__What this task involves__. Copy each line below exactly and leave the pictures out.

━━ Exercise input

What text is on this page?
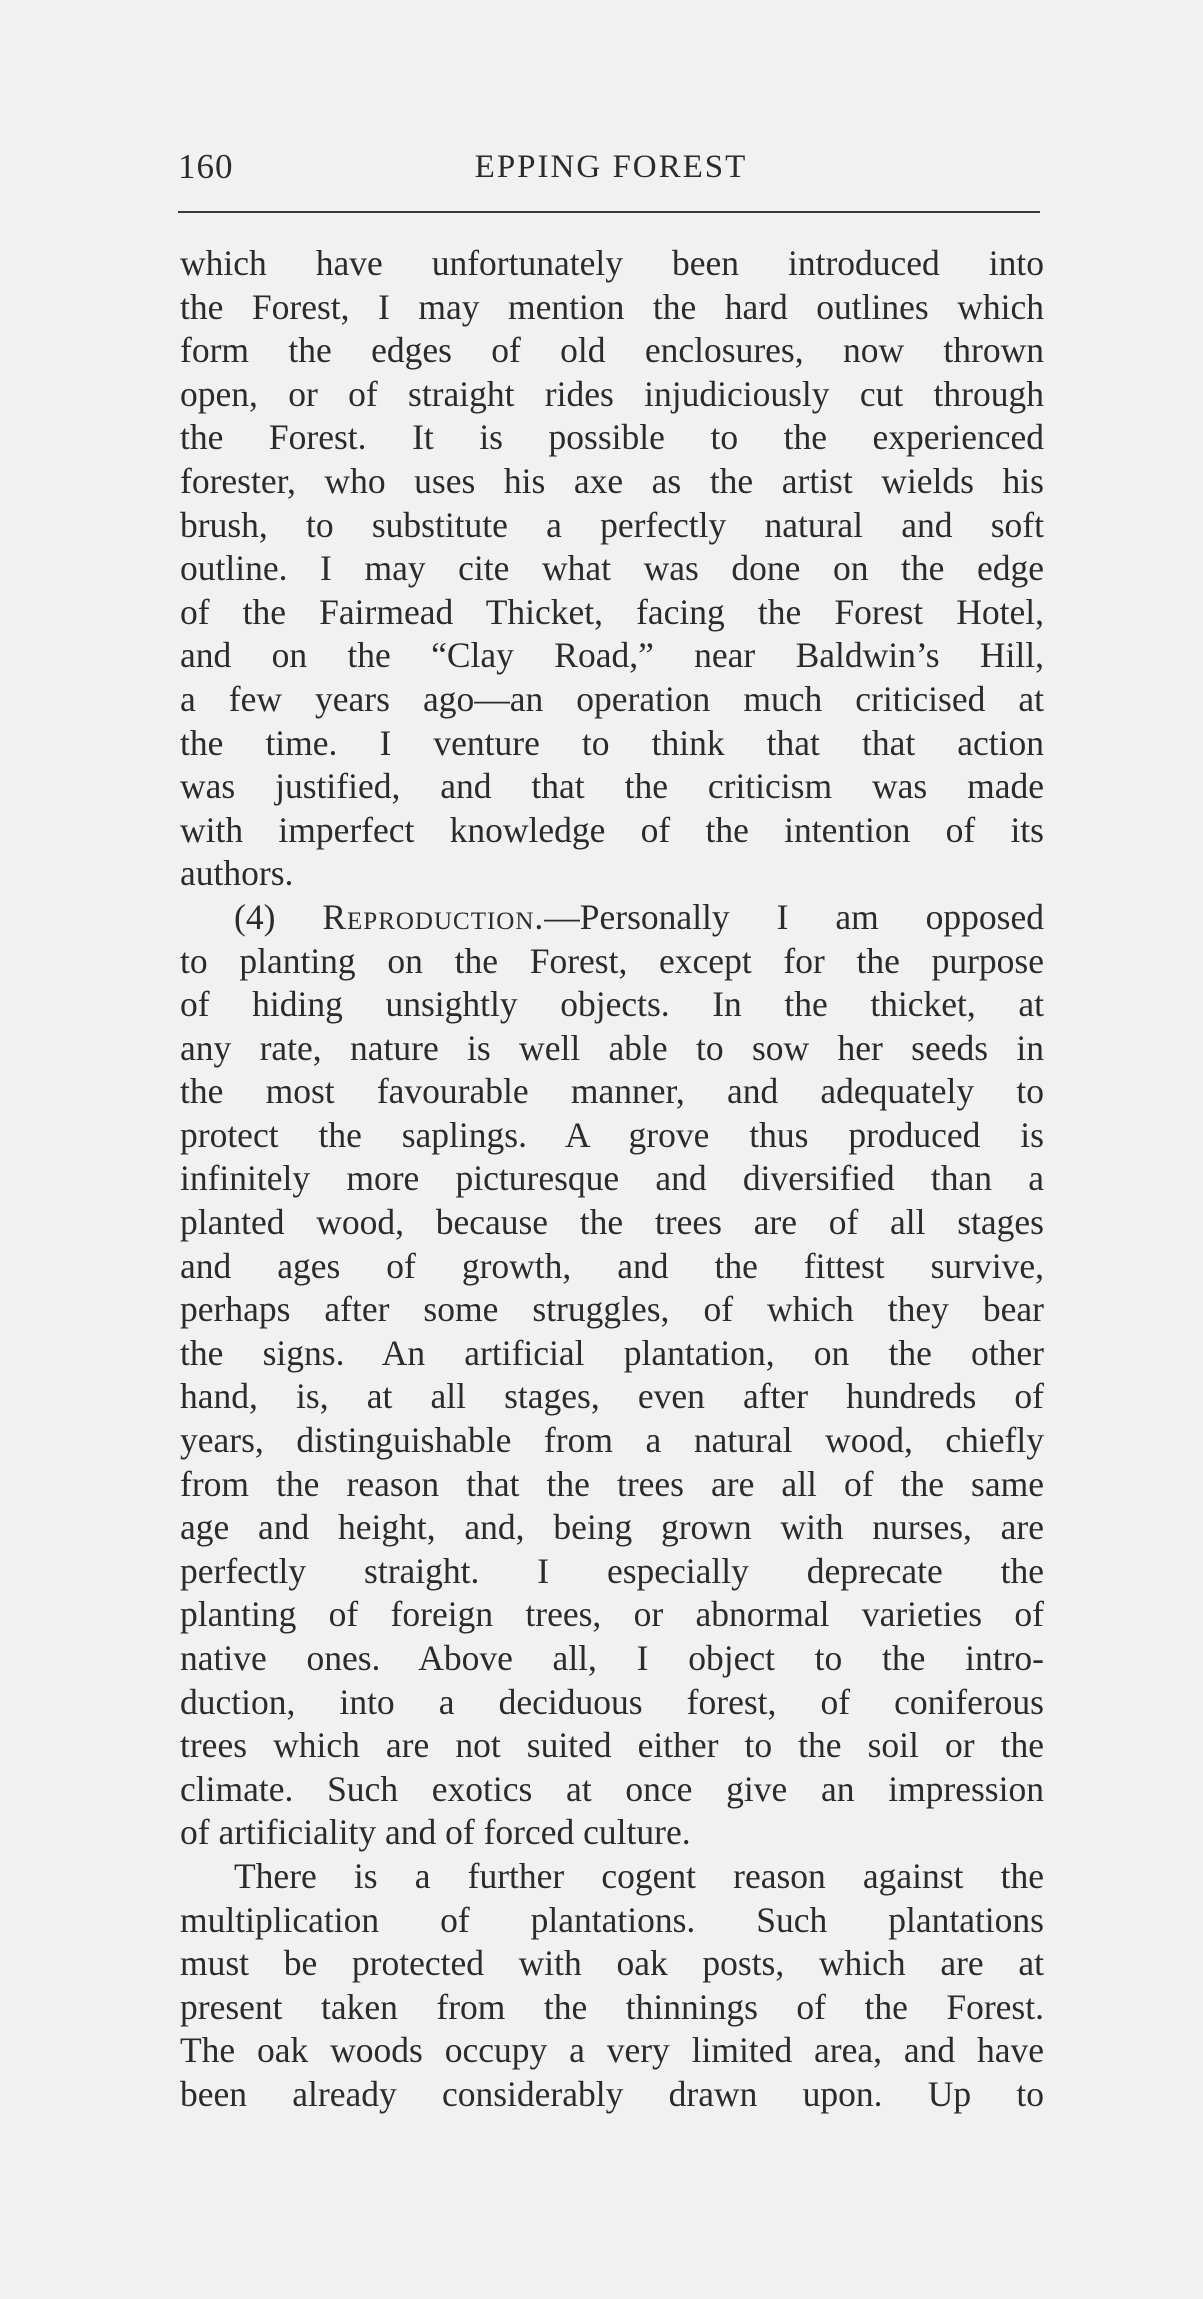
160	EPPING FOREST
which have unfortunately been introduced into
the Forest, I may mention the hard outlines which
form the edges of old enclosures, now thrown
open, or of straight rides injudiciously cut through
the Forest. It is possible to the experienced
forester, who uses his axe as the artist wields his
brush, to substitute a perfectly natural and soft
outline. I may cite what was done on the edge
of the Fairmead Thicket, facing the Forest Hotel,
and on the “Clay Road,” near Baldwin’s Hill,
a few years ago—an operation much criticised at
the time. I venture to think that that action
was justified, and that the criticism was made
with imperfect knowledge of the intention of its
authors.
(4) Reproduction.—Personally I am opposed
to planting on the Forest, except for the purpose
of hiding unsightly objects. In the thicket, at
any rate, nature is well able to sow her seeds in
the most favourable manner, and adequately to
protect the saplings. A grove thus produced is
infinitely more picturesque and diversified than a
planted wood, because the trees are of all stages
and ages of growth, and the fittest survive,
perhaps after some struggles, of which they bear
the signs. An artificial plantation, on the other
hand, is, at all stages, even after hundreds of
years, distinguishable from a natural wood, chiefly
from the reason that the trees are all of the same
age and height, and, being grown with nurses, are
perfectly straight. I especially deprecate the
planting of foreign trees, or abnormal varieties of
native ones. Above all, I object to the intro-
duction, into a deciduous forest, of coniferous
trees which are not suited either to the soil or the
climate. Such exotics at once give an impression
of artificiality and of forced culture.
There is a further cogent reason against the
multiplication of plantations. Such plantations
must be protected with oak posts, which are at
present taken from the thinnings of the Forest.
The oak woods occupy a very limited area, and have
been already considerably drawn upon. Up to
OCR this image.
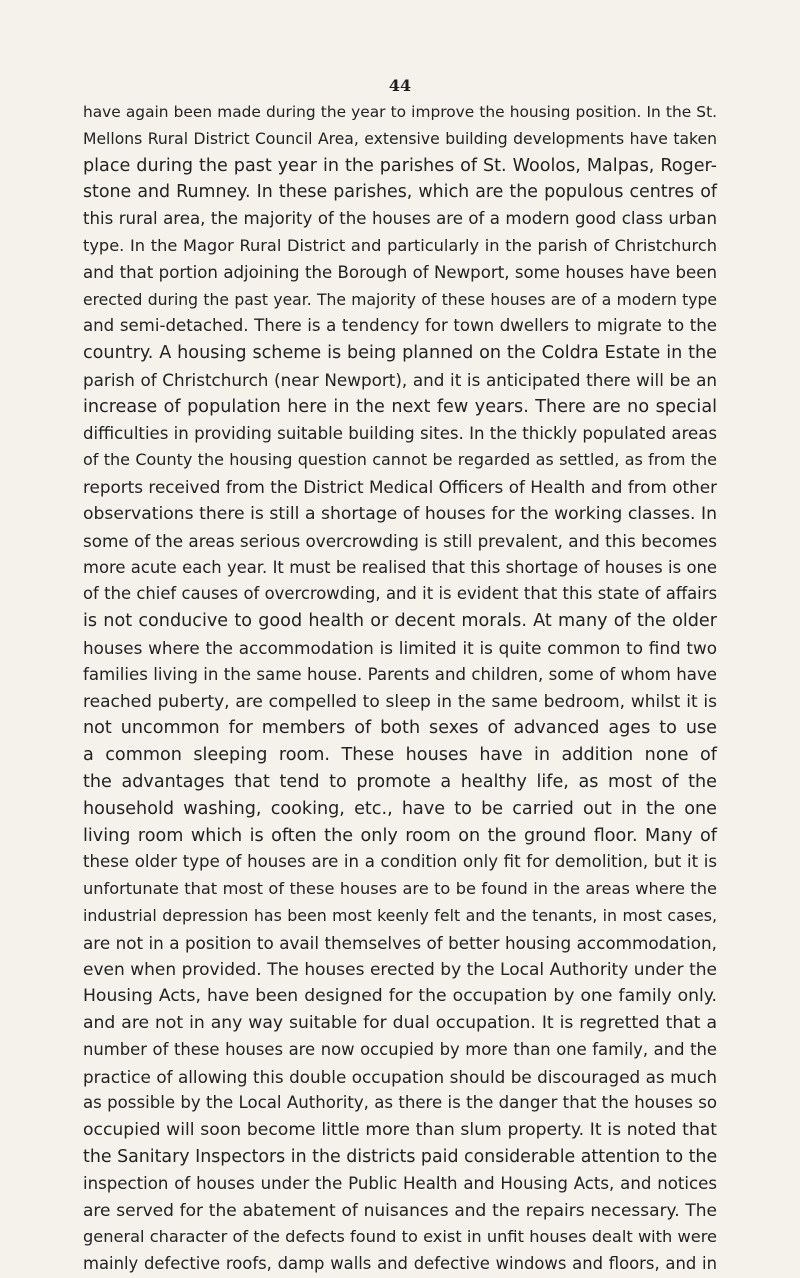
44
have again been made during the year to improve the housing position. In the St.
Mellons Rural District Council Area, extensive building developments have taken
place during the past year in the parishes of St. Woolos, Malpas, Roger-
stone and Rumney. In these parishes, which are the populous centres of
this rural area, the majority of the houses are of a modern good class urban
type. In the Magor Rural District and particularly in the parish of Christchurch
and that portion adjoining the Borough of Newport, some houses have been
erected during the past year. The majority of these houses are of a modern type
and semi-detached. There is a tendency for town dwellers to migrate to the
country. A housing scheme is being planned on the Coldra Estate in the
parish of Christchurch (near Newport), and it is anticipated there will be an
increase of population here in the next few years. There are no special
difficulties in providing suitable building sites. In the thickly populated areas
of the County the housing question cannot be regarded as settled, as from the
reports received from the District Medical Officers of Health and from other
observations there is still a shortage of houses for the working classes. In
some of the areas serious overcrowding is still prevalent, and this becomes
more acute each year. It must be realised that this shortage of houses is one
of the chief causes of overcrowding, and it is evident that this state of affairs
is not conducive to good health or decent morals. At many of the older
houses where the accommodation is limited it is quite common to find two
families living in the same house. Parents and children, some of whom have
reached puberty, are compelled to sleep in the same bedroom, whilst it is
not uncommon for members of both sexes of advanced ages to use
a common sleeping room. These houses have in addition none of
the advantages that tend to promote a healthy life, as most of the
household washing, cooking, etc., have to be carried out in the one
living room which is often the only room on the ground floor. Many of
these older type of houses are in a condition only fit for demolition, but it is
unfortunate that most of these houses are to be found in the areas where the
industrial depression has been most keenly felt and the tenants, in most cases,
are not in a position to avail themselves of better housing accommodation,
even when provided. The houses erected by the Local Authority under the
Housing Acts, have been designed for the occupation by one family only.
and are not in any way suitable for dual occupation. It is regretted that a
number of these houses are now occupied by more than one family, and the
practice of allowing this double occupation should be discouraged as much
as possible by the Local Authority, as there is the danger that the houses so
occupied will soon become little more than slum property. It is noted that
the Sanitary Inspectors in the districts paid considerable attention to the
inspection of houses under the Public Health and Housing Acts, and notices
are served for the abatement of nuisances and the repairs necessary. The
general character of the defects found to exist in unfit houses dealt with were
mainly defective roofs, damp walls and defective windows and floors, and in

━━━━

__Response__.
What text is on this page?
160	EPPING FOREST
which have unfortunately been introduced into
the Forest, I may mention the hard outlines which
form the edges of old enclosures, now thrown
open, or of straight rides injudiciously cut through
the Forest. It is possible to the experienced
forester, who uses his axe as the artist wields his
brush, to substitute a perfectly natural and soft
outline. I may cite what was done on the edge
of the Fairmead Thicket, facing the Forest Hotel,
and on the “Clay Road,” near Baldwin’s Hill,
a few years ago—an operation much criticised at
the time. I venture to think that that action
was justified, and that the criticism was made
with imperfect knowledge of the intention of its
authors.
(4) Reproduction.—Personally I am opposed
to planting on the Forest, except for the purpose
of hiding unsightly objects. In the thicket, at
any rate, nature is well able to sow her seeds in
the most favourable manner, and adequately to
protect the saplings. A grove thus produced is
infinitely more picturesque and diversified than a
planted wood, because the trees are of all stages
and ages of growth, and the fittest survive,
perhaps after some struggles, of which they bear
the signs. An artificial plantation, on the other
hand, is, at all stages, even after hundreds of
years, distinguishable from a natural wood, chiefly
from the reason that the trees are all of the same
age and height, and, being grown with nurses, are
perfectly straight. I especially deprecate the
planting of foreign trees, or abnormal varieties of
native ones. Above all, I object to the intro-
duction, into a deciduous forest, of coniferous
trees which are not suited either to the soil or the
climate. Such exotics at once give an impression
of artificiality and of forced culture.
There is a further cogent reason against the
multiplication of plantations. Such plantations
must be protected with oak posts, which are at
present taken from the thinnings of the Forest.
The oak woods occupy a very limited area, and have
been already considerably drawn upon. Up to
OCR this image.
44
have again been made during the year to improve the housing position. In the St.
Mellons Rural District Council Area, extensive building developments have taken
place during the past year in the parishes of St. Woolos, Malpas, Roger-
stone and Rumney. In these parishes, which are the populous centres of
this rural area, the majority of the houses are of a modern good class urban
type. In the Magor Rural District and particularly in the parish of Christchurch
and that portion adjoining the Borough of Newport, some houses have been
erected during the past year. The majority of these houses are of a modern type
and semi-detached. There is a tendency for town dwellers to migrate to the
country. A housing scheme is being planned on the Coldra Estate in the
parish of Christchurch (near Newport), and it is anticipated there will be an
increase of population here in the next few years. There are no special
difficulties in providing suitable building sites. In the thickly populated areas
of the County the housing question cannot be regarded as settled, as from the
reports received from the District Medical Officers of Health and from other
observations there is still a shortage of houses for the working classes. In
some of the areas serious overcrowding is still prevalent, and this becomes
more acute each year. It must be realised that this shortage of houses is one
of the chief causes of overcrowding, and it is evident that this state of affairs
is not conducive to good health or decent morals. At many of the older
houses where the accommodation is limited it is quite common to find two
families living in the same house. Parents and children, some of whom have
reached puberty, are compelled to sleep in the same bedroom, whilst it is
not uncommon for members of both sexes of advanced ages to use
a common sleeping room. These houses have in addition none of
the advantages that tend to promote a healthy life, as most of the
household washing, cooking, etc., have to be carried out in the one
living room which is often the only room on the ground floor. Many of
these older type of houses are in a condition only fit for demolition, but it is
unfortunate that most of these houses are to be found in the areas where the
industrial depression has been most keenly felt and the tenants, in most cases,
are not in a position to avail themselves of better housing accommodation,
even when provided. The houses erected by the Local Authority under the
Housing Acts, have been designed for the occupation by one family only.
and are not in any way suitable for dual occupation. It is regretted that a
number of these houses are now occupied by more than one family, and the
practice of allowing this double occupation should be discouraged as much
as possible by the Local Authority, as there is the danger that the houses so
occupied will soon become little more than slum property. It is noted that
the Sanitary Inspectors in the districts paid considerable attention to the
inspection of houses under the Public Health and Housing Acts, and notices
are served for the abatement of nuisances and the repairs necessary. The
general character of the defects found to exist in unfit houses dealt with were
mainly defective roofs, damp walls and defective windows and floors, and in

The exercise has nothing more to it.